(Chart and figure data)
- - -

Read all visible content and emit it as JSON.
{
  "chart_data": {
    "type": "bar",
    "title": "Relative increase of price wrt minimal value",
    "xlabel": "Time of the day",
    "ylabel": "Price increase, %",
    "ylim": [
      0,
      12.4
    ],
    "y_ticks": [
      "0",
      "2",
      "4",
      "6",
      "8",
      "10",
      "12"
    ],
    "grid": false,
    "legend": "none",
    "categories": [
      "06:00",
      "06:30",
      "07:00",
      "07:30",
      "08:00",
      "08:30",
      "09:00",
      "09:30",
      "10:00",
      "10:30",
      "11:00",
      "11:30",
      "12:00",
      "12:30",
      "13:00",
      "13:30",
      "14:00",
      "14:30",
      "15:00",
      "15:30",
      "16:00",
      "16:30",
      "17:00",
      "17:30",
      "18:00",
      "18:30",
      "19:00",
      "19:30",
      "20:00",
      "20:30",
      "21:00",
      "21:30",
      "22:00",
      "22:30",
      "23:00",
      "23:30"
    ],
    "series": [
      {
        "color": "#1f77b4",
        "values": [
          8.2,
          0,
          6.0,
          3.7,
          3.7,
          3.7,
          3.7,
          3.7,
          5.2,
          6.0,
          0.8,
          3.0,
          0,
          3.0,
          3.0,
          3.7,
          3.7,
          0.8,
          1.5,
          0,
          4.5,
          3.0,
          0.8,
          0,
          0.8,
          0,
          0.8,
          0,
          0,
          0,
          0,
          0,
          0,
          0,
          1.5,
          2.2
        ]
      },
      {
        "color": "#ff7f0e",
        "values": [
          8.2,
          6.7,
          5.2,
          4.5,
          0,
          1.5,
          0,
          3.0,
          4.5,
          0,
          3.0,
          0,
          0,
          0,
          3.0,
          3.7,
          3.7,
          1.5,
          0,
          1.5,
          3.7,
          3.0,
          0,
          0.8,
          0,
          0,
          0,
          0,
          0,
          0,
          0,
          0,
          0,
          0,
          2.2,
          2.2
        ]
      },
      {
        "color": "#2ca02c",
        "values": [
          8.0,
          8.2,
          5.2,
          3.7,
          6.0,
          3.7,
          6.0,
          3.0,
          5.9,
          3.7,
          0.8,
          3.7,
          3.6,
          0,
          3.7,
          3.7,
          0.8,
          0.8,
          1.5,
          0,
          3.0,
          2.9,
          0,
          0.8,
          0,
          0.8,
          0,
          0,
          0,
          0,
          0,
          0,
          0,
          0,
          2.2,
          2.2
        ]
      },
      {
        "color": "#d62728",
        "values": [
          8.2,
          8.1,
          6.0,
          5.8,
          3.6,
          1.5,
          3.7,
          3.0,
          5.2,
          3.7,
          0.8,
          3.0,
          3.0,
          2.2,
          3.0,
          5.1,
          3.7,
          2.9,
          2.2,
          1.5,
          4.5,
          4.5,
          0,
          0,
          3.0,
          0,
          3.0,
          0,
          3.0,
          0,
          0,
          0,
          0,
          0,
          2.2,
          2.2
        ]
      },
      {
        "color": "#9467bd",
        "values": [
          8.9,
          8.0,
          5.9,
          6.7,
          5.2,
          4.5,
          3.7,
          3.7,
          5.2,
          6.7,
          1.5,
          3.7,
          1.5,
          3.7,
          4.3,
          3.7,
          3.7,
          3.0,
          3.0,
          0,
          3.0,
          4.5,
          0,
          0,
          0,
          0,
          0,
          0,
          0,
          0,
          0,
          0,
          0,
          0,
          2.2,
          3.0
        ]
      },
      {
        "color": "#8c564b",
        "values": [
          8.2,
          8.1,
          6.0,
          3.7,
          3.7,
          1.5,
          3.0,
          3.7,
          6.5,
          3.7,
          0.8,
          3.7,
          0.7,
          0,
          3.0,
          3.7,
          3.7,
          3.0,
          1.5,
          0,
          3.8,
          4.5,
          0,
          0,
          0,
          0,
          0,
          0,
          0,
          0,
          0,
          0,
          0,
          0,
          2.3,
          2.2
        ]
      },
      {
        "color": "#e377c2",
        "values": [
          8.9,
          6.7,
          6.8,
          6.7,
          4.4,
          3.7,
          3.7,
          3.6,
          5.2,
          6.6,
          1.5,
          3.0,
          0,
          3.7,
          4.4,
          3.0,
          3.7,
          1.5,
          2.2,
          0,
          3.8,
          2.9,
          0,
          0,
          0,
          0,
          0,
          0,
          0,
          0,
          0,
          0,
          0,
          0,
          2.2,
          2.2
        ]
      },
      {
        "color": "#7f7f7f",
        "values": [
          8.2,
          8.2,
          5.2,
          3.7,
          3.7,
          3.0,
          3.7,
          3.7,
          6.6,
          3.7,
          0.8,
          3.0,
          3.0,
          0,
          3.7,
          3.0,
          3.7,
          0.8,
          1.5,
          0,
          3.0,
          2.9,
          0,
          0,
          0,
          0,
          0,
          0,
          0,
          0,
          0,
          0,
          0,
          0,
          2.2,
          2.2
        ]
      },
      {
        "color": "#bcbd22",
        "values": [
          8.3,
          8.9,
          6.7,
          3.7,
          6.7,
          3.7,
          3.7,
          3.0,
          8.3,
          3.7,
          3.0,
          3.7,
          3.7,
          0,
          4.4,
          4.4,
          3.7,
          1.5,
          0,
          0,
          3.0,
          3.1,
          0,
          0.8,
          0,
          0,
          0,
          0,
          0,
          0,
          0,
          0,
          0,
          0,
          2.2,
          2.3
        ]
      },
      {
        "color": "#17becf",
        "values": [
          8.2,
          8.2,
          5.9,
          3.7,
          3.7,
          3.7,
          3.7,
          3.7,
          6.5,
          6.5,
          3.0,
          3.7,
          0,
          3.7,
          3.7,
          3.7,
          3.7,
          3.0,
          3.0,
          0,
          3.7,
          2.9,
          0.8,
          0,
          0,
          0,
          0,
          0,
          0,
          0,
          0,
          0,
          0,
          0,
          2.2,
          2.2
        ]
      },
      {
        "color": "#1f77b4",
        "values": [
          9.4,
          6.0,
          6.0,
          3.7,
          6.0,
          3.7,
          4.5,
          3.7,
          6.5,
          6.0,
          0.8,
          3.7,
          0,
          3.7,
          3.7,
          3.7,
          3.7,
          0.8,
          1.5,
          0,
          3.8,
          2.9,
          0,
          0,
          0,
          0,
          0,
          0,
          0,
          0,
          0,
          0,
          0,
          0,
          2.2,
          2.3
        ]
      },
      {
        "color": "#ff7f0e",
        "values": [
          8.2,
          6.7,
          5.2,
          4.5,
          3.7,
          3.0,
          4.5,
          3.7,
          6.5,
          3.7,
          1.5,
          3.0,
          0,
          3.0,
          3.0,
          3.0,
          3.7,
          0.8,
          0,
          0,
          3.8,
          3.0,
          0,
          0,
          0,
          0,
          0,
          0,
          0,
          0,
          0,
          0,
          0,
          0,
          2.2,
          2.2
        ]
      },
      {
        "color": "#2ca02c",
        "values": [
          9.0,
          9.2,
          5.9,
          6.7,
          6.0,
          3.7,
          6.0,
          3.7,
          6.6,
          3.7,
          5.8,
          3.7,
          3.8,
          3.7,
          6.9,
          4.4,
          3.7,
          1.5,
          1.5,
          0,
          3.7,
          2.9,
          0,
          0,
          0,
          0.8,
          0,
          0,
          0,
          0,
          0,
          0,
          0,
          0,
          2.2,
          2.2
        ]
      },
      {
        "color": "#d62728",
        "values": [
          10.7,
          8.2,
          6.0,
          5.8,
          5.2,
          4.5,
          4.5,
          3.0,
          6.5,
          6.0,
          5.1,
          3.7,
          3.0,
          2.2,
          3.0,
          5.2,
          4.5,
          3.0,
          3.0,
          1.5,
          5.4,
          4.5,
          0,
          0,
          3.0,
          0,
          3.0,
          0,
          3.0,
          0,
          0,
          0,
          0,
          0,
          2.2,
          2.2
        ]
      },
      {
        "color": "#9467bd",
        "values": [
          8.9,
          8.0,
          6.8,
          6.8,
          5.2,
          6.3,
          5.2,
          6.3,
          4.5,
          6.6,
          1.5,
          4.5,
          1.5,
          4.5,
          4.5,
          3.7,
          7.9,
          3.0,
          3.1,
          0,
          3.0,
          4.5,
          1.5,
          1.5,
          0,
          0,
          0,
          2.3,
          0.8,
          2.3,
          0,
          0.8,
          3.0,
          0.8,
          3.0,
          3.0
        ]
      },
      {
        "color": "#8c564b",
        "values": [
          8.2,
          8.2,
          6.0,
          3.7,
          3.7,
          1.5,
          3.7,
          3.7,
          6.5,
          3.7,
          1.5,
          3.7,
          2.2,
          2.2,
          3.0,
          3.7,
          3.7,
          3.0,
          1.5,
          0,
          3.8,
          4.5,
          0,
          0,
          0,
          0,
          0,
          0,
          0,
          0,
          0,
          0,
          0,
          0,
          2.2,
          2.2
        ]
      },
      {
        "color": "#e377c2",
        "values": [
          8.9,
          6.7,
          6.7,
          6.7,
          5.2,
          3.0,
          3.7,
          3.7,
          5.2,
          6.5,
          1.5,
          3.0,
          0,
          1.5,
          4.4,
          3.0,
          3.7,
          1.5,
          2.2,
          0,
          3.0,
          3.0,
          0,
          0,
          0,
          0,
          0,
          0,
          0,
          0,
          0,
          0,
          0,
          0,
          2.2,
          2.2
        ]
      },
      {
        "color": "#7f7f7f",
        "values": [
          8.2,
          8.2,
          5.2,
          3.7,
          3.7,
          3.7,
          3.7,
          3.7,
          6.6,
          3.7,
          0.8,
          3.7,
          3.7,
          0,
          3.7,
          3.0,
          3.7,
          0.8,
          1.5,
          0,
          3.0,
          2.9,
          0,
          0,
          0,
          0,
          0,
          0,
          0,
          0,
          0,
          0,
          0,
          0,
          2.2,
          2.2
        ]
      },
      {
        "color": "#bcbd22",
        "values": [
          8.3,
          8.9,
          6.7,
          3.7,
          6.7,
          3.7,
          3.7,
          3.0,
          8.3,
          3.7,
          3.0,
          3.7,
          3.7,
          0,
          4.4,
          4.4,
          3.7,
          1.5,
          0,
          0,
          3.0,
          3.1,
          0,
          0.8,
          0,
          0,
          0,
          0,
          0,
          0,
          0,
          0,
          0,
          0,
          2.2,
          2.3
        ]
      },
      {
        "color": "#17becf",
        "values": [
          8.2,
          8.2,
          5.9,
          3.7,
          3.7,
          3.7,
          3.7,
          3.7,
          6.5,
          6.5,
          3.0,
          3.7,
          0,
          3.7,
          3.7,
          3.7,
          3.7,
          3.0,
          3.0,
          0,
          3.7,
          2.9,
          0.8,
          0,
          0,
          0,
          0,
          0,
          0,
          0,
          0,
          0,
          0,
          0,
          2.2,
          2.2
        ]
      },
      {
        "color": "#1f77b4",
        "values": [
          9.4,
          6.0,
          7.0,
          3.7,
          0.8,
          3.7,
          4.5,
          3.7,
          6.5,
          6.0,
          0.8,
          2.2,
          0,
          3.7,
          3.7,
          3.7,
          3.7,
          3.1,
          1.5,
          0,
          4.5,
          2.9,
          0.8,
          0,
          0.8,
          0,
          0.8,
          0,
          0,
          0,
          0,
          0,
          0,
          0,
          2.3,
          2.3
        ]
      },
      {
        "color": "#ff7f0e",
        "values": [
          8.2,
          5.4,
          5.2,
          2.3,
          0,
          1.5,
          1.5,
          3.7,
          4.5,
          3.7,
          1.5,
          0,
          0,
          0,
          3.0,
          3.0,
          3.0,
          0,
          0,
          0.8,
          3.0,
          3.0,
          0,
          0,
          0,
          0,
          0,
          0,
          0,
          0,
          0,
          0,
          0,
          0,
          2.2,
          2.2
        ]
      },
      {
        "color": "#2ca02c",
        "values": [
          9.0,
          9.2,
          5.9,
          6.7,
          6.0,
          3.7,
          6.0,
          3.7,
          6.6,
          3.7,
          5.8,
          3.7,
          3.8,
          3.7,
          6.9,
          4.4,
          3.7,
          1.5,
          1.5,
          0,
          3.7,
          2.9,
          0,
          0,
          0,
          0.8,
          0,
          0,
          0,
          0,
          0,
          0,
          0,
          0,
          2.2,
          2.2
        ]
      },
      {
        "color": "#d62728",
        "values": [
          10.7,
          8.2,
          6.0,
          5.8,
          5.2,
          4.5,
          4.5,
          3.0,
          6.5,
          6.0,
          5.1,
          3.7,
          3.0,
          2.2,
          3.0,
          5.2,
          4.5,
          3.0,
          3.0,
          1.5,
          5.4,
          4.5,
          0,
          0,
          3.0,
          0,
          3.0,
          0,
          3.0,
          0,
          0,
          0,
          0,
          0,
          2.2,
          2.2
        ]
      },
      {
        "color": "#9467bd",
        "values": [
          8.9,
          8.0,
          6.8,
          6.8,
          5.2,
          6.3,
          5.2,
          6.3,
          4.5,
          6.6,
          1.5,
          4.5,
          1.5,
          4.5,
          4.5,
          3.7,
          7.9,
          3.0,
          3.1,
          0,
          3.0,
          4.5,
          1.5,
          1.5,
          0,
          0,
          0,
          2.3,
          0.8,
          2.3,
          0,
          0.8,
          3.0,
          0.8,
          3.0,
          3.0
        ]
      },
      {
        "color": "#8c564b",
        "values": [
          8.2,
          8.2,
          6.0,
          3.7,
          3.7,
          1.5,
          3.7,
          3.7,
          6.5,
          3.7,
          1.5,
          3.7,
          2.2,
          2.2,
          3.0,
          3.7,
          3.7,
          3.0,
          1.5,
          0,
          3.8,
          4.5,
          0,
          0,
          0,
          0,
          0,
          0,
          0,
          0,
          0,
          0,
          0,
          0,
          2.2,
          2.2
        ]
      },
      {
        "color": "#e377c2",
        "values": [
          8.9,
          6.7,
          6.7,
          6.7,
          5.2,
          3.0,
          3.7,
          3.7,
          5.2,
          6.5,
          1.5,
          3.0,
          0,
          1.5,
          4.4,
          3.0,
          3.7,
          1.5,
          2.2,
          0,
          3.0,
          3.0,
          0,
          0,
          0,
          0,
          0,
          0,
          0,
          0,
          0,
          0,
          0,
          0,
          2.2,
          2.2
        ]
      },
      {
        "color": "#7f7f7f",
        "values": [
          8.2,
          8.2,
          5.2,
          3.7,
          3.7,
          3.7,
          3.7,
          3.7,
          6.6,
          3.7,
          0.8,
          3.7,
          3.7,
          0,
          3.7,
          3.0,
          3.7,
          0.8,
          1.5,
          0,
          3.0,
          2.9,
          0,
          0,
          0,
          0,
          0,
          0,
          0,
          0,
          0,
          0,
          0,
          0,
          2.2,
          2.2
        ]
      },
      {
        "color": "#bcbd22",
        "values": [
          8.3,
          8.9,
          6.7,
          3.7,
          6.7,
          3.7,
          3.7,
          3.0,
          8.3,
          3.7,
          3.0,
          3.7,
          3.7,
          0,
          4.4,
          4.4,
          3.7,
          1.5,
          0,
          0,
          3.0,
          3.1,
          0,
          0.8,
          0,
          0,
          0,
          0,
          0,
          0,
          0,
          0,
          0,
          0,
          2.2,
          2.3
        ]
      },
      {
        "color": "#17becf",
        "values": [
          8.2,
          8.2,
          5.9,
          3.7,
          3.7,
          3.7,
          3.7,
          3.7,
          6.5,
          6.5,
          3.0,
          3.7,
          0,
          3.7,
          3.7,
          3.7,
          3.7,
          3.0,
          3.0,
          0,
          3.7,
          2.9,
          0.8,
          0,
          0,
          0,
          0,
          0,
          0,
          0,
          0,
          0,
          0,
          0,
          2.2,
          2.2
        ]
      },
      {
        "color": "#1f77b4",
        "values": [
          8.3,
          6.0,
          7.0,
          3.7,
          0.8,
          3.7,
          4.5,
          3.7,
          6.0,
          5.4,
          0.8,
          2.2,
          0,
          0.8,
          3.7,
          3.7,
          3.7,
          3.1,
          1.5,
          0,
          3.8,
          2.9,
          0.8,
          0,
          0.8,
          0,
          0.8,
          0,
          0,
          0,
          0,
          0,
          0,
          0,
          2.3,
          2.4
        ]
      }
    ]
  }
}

- - -

Work out how many lines in the records above hold the string "increase", then give only that count.

2